- **Exercise materials**
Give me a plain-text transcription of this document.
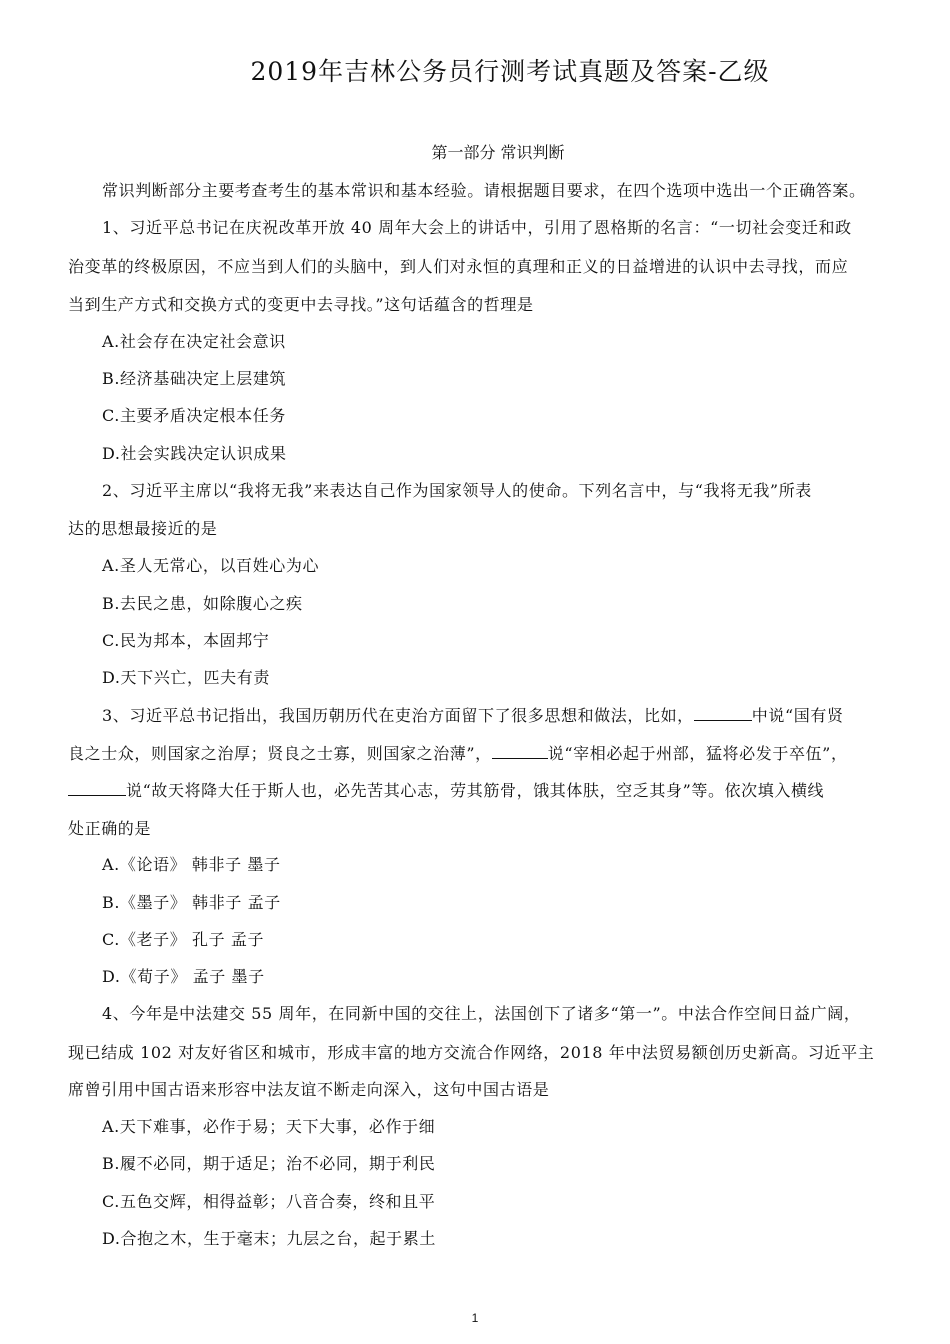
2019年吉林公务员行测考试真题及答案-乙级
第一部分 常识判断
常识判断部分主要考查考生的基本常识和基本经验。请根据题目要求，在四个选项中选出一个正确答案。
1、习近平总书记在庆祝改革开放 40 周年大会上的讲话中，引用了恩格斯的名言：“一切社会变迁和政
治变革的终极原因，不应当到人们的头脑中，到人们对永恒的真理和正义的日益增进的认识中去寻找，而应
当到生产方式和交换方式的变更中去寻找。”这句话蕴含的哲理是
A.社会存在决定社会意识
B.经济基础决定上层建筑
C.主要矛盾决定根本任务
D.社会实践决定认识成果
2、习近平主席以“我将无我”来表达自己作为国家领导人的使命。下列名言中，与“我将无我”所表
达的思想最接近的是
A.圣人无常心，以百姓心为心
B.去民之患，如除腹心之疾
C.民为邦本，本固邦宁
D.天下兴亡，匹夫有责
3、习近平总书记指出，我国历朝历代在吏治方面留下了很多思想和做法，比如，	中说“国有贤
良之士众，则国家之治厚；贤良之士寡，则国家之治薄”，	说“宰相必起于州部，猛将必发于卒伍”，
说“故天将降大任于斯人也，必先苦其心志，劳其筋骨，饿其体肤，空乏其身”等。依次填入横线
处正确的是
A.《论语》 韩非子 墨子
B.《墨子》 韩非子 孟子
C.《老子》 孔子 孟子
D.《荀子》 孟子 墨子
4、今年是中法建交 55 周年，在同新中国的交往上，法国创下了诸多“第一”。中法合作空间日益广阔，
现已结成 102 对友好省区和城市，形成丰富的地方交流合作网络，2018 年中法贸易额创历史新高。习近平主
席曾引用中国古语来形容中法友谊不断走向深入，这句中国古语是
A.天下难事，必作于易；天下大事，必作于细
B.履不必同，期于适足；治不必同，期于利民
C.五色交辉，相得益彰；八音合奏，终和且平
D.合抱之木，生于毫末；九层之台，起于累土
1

- **Directive**
Reproduce the records above exactly, leaving out every picture they contain.

- **Exercise response**
Give me a plain-text transcription of this document.
2019年吉林公务员行测考试真题及答案-乙级
第一部分 常识判断
常识判断部分主要考查考生的基本常识和基本经验。请根据题目要求，在四个选项中选出一个正确答案。
1、习近平总书记在庆祝改革开放 40 周年大会上的讲话中，引用了恩格斯的名言：“一切社会变迁和政
治变革的终极原因，不应当到人们的头脑中，到人们对永恒的真理和正义的日益增进的认识中去寻找，而应
当到生产方式和交换方式的变更中去寻找。”这句话蕴含的哲理是
A.社会存在决定社会意识
B.经济基础决定上层建筑
C.主要矛盾决定根本任务
D.社会实践决定认识成果
2、习近平主席以“我将无我”来表达自己作为国家领导人的使命。下列名言中，与“我将无我”所表
达的思想最接近的是
A.圣人无常心，以百姓心为心
B.去民之患，如除腹心之疾
C.民为邦本，本固邦宁
D.天下兴亡，匹夫有责
3、习近平总书记指出，我国历朝历代在吏治方面留下了很多思想和做法，比如，	中说“国有贤
良之士众，则国家之治厚；贤良之士寡，则国家之治薄”，	说“宰相必起于州部，猛将必发于卒伍”，
说“故天将降大任于斯人也，必先苦其心志，劳其筋骨，饿其体肤，空乏其身”等。依次填入横线
处正确的是
A.《论语》 韩非子 墨子
B.《墨子》 韩非子 孟子
C.《老子》 孔子 孟子
D.《荀子》 孟子 墨子
4、今年是中法建交 55 周年，在同新中国的交往上，法国创下了诸多“第一”。中法合作空间日益广阔，
现已结成 102 对友好省区和城市，形成丰富的地方交流合作网络，2018 年中法贸易额创历史新高。习近平主
席曾引用中国古语来形容中法友谊不断走向深入，这句中国古语是
A.天下难事，必作于易；天下大事，必作于细
B.履不必同，期于适足；治不必同，期于利民
C.五色交辉，相得益彰；八音合奏，终和且平
D.合抱之木，生于毫末；九层之台，起于累土
1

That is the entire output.